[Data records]
──────────

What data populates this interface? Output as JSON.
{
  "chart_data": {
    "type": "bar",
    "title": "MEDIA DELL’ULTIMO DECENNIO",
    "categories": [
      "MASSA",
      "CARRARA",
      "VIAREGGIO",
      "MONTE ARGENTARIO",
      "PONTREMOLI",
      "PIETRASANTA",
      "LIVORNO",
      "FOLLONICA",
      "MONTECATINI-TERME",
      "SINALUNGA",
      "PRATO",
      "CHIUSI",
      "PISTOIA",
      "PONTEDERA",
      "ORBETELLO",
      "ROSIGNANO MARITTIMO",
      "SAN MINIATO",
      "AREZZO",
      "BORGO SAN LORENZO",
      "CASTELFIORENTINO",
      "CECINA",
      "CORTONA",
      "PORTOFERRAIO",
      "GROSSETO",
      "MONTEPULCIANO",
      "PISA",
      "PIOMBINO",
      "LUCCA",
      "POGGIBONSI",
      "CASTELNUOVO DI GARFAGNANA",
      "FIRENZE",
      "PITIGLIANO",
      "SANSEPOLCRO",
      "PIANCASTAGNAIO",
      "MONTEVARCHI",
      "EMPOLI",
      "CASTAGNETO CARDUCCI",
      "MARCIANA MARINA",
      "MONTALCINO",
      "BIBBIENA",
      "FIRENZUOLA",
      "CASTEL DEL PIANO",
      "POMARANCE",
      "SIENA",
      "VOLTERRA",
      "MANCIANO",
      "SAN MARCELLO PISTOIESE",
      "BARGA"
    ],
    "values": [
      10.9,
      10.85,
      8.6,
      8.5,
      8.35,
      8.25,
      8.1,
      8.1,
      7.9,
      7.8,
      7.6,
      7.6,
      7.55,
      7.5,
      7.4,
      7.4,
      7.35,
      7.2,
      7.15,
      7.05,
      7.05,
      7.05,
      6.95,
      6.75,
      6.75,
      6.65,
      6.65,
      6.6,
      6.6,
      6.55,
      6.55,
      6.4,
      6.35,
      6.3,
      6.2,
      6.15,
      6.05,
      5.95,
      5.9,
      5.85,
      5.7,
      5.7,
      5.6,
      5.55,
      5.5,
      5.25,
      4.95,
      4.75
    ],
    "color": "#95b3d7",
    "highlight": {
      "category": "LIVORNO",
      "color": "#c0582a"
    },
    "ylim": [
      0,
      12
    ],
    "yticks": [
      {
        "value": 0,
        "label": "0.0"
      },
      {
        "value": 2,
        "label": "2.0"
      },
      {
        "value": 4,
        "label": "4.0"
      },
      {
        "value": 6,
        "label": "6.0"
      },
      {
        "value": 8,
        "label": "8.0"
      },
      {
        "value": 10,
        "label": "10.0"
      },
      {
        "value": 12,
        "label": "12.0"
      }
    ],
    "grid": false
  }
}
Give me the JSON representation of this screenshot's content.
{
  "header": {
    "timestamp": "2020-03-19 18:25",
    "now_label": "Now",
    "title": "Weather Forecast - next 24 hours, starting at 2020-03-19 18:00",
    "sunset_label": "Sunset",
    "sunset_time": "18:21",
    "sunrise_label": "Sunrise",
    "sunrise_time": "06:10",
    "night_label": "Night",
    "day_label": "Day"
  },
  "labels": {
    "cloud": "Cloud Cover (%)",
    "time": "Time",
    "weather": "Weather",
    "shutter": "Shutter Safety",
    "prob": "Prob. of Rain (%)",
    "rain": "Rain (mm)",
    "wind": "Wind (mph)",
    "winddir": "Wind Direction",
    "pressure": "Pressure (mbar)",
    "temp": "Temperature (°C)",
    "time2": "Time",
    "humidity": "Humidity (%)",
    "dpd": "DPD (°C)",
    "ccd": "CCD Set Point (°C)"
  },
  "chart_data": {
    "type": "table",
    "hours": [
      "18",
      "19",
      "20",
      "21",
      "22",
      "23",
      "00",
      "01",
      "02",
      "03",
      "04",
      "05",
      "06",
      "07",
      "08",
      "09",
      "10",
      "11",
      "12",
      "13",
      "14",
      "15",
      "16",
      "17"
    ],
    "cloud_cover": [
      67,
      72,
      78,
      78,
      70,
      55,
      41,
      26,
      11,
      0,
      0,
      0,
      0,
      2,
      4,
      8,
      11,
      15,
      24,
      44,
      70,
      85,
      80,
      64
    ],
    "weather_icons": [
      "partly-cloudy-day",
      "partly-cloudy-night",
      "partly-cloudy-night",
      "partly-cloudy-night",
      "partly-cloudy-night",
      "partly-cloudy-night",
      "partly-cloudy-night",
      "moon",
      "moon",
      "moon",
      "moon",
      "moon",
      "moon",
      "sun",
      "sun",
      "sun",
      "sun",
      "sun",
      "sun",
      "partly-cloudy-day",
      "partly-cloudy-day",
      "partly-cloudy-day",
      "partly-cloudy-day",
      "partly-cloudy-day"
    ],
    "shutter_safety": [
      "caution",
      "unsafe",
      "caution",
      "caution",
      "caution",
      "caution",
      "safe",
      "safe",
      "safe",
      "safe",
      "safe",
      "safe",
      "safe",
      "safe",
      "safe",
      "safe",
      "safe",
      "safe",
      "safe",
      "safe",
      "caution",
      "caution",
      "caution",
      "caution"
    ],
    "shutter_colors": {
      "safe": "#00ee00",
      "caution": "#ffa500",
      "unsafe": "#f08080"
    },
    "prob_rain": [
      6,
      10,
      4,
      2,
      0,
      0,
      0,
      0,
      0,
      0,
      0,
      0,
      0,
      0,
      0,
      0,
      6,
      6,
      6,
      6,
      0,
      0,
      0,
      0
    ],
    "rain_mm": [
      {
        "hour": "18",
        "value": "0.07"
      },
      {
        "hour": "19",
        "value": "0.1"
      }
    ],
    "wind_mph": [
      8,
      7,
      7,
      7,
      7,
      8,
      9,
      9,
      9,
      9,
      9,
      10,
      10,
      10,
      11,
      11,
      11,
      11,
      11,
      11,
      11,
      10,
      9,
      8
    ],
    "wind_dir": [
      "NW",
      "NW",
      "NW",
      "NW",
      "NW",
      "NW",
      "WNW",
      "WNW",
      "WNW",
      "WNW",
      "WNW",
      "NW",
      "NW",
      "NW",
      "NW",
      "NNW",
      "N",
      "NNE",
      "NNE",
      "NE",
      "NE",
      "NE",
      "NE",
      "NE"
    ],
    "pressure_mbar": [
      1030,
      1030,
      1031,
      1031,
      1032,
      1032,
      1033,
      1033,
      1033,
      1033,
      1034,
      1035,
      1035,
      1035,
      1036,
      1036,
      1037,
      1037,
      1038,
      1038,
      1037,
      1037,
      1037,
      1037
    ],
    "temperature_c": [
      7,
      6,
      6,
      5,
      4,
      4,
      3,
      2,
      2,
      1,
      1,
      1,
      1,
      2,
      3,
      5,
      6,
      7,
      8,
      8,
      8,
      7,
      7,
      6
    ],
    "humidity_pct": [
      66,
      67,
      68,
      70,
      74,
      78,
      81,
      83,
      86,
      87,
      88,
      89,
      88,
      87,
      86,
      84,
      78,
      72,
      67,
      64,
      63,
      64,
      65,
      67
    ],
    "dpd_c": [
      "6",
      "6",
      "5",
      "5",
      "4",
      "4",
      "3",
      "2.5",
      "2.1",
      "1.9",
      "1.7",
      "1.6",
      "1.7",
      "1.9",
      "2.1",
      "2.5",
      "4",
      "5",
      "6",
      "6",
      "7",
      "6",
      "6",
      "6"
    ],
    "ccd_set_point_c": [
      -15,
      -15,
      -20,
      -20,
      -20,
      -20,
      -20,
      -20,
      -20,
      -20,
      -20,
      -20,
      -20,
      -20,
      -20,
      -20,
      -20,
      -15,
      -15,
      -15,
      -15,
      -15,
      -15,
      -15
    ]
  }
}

──────────

» **SHORT EXERCISE**
Give the entries once more, exactly as they appear.

» **RESPONSE TO THE TASK**
What data populates this interface? Output as JSON.
{
  "chart_data": {
    "type": "bar",
    "title": "MEDIA DELL’ULTIMO DECENNIO",
    "categories": [
      "MASSA",
      "CARRARA",
      "VIAREGGIO",
      "MONTE ARGENTARIO",
      "PONTREMOLI",
      "PIETRASANTA",
      "LIVORNO",
      "FOLLONICA",
      "MONTECATINI-TERME",
      "SINALUNGA",
      "PRATO",
      "CHIUSI",
      "PISTOIA",
      "PONTEDERA",
      "ORBETELLO",
      "ROSIGNANO MARITTIMO",
      "SAN MINIATO",
      "AREZZO",
      "BORGO SAN LORENZO",
      "CASTELFIORENTINO",
      "CECINA",
      "CORTONA",
      "PORTOFERRAIO",
      "GROSSETO",
      "MONTEPULCIANO",
      "PISA",
      "PIOMBINO",
      "LUCCA",
      "POGGIBONSI",
      "CASTELNUOVO DI GARFAGNANA",
      "FIRENZE",
      "PITIGLIANO",
      "SANSEPOLCRO",
      "PIANCASTAGNAIO",
      "MONTEVARCHI",
      "EMPOLI",
      "CASTAGNETO CARDUCCI",
      "MARCIANA MARINA",
      "MONTALCINO",
      "BIBBIENA",
      "FIRENZUOLA",
      "CASTEL DEL PIANO",
      "POMARANCE",
      "SIENA",
      "VOLTERRA",
      "MANCIANO",
      "SAN MARCELLO PISTOIESE",
      "BARGA"
    ],
    "values": [
      10.9,
      10.85,
      8.6,
      8.5,
      8.35,
      8.25,
      8.1,
      8.1,
      7.9,
      7.8,
      7.6,
      7.6,
      7.55,
      7.5,
      7.4,
      7.4,
      7.35,
      7.2,
      7.15,
      7.05,
      7.05,
      7.05,
      6.95,
      6.75,
      6.75,
      6.65,
      6.65,
      6.6,
      6.6,
      6.55,
      6.55,
      6.4,
      6.35,
      6.3,
      6.2,
      6.15,
      6.05,
      5.95,
      5.9,
      5.85,
      5.7,
      5.7,
      5.6,
      5.55,
      5.5,
      5.25,
      4.95,
      4.75
    ],
    "color": "#95b3d7",
    "highlight": {
      "category": "LIVORNO",
      "color": "#c0582a"
    },
    "ylim": [
      0,
      12
    ],
    "yticks": [
      {
        "value": 0,
        "label": "0.0"
      },
      {
        "value": 2,
        "label": "2.0"
      },
      {
        "value": 4,
        "label": "4.0"
      },
      {
        "value": 6,
        "label": "6.0"
      },
      {
        "value": 8,
        "label": "8.0"
      },
      {
        "value": 10,
        "label": "10.0"
      },
      {
        "value": 12,
        "label": "12.0"
      }
    ],
    "grid": false
  }
}
Give me the JSON representation of this screenshot's content.
{
  "header": {
    "timestamp": "2020-03-19 18:25",
    "now_label": "Now",
    "title": "Weather Forecast - next 24 hours, starting at 2020-03-19 18:00",
    "sunset_label": "Sunset",
    "sunset_time": "18:21",
    "sunrise_label": "Sunrise",
    "sunrise_time": "06:10",
    "night_label": "Night",
    "day_label": "Day"
  },
  "labels": {
    "cloud": "Cloud Cover (%)",
    "time": "Time",
    "weather": "Weather",
    "shutter": "Shutter Safety",
    "prob": "Prob. of Rain (%)",
    "rain": "Rain (mm)",
    "wind": "Wind (mph)",
    "winddir": "Wind Direction",
    "pressure": "Pressure (mbar)",
    "temp": "Temperature (°C)",
    "time2": "Time",
    "humidity": "Humidity (%)",
    "dpd": "DPD (°C)",
    "ccd": "CCD Set Point (°C)"
  },
  "chart_data": {
    "type": "table",
    "hours": [
      "18",
      "19",
      "20",
      "21",
      "22",
      "23",
      "00",
      "01",
      "02",
      "03",
      "04",
      "05",
      "06",
      "07",
      "08",
      "09",
      "10",
      "11",
      "12",
      "13",
      "14",
      "15",
      "16",
      "17"
    ],
    "cloud_cover": [
      67,
      72,
      78,
      78,
      70,
      55,
      41,
      26,
      11,
      0,
      0,
      0,
      0,
      2,
      4,
      8,
      11,
      15,
      24,
      44,
      70,
      85,
      80,
      64
    ],
    "weather_icons": [
      "partly-cloudy-day",
      "partly-cloudy-night",
      "partly-cloudy-night",
      "partly-cloudy-night",
      "partly-cloudy-night",
      "partly-cloudy-night",
      "partly-cloudy-night",
      "moon",
      "moon",
      "moon",
      "moon",
      "moon",
      "moon",
      "sun",
      "sun",
      "sun",
      "sun",
      "sun",
      "sun",
      "partly-cloudy-day",
      "partly-cloudy-day",
      "partly-cloudy-day",
      "partly-cloudy-day",
      "partly-cloudy-day"
    ],
    "shutter_safety": [
      "caution",
      "unsafe",
      "caution",
      "caution",
      "caution",
      "caution",
      "safe",
      "safe",
      "safe",
      "safe",
      "safe",
      "safe",
      "safe",
      "safe",
      "safe",
      "safe",
      "safe",
      "safe",
      "safe",
      "safe",
      "caution",
      "caution",
      "caution",
      "caution"
    ],
    "shutter_colors": {
      "safe": "#00ee00",
      "caution": "#ffa500",
      "unsafe": "#f08080"
    },
    "prob_rain": [
      6,
      10,
      4,
      2,
      0,
      0,
      0,
      0,
      0,
      0,
      0,
      0,
      0,
      0,
      0,
      0,
      6,
      6,
      6,
      6,
      0,
      0,
      0,
      0
    ],
    "rain_mm": [
      {
        "hour": "18",
        "value": "0.07"
      },
      {
        "hour": "19",
        "value": "0.1"
      }
    ],
    "wind_mph": [
      8,
      7,
      7,
      7,
      7,
      8,
      9,
      9,
      9,
      9,
      9,
      10,
      10,
      10,
      11,
      11,
      11,
      11,
      11,
      11,
      11,
      10,
      9,
      8
    ],
    "wind_dir": [
      "NW",
      "NW",
      "NW",
      "NW",
      "NW",
      "NW",
      "WNW",
      "WNW",
      "WNW",
      "WNW",
      "WNW",
      "NW",
      "NW",
      "NW",
      "NW",
      "NNW",
      "N",
      "NNE",
      "NNE",
      "NE",
      "NE",
      "NE",
      "NE",
      "NE"
    ],
    "pressure_mbar": [
      1030,
      1030,
      1031,
      1031,
      1032,
      1032,
      1033,
      1033,
      1033,
      1033,
      1034,
      1035,
      1035,
      1035,
      1036,
      1036,
      1037,
      1037,
      1038,
      1038,
      1037,
      1037,
      1037,
      1037
    ],
    "temperature_c": [
      7,
      6,
      6,
      5,
      4,
      4,
      3,
      2,
      2,
      1,
      1,
      1,
      1,
      2,
      3,
      5,
      6,
      7,
      8,
      8,
      8,
      7,
      7,
      6
    ],
    "humidity_pct": [
      66,
      67,
      68,
      70,
      74,
      78,
      81,
      83,
      86,
      87,
      88,
      89,
      88,
      87,
      86,
      84,
      78,
      72,
      67,
      64,
      63,
      64,
      65,
      67
    ],
    "dpd_c": [
      "6",
      "6",
      "5",
      "5",
      "4",
      "4",
      "3",
      "2.5",
      "2.1",
      "1.9",
      "1.7",
      "1.6",
      "1.7",
      "1.9",
      "2.1",
      "2.5",
      "4",
      "5",
      "6",
      "6",
      "7",
      "6",
      "6",
      "6"
    ],
    "ccd_set_point_c": [
      -15,
      -15,
      -20,
      -20,
      -20,
      -20,
      -20,
      -20,
      -20,
      -20,
      -20,
      -20,
      -20,
      -20,
      -20,
      -20,
      -20,
      -15,
      -15,
      -15,
      -15,
      -15,
      -15,
      -15
    ]
  }
}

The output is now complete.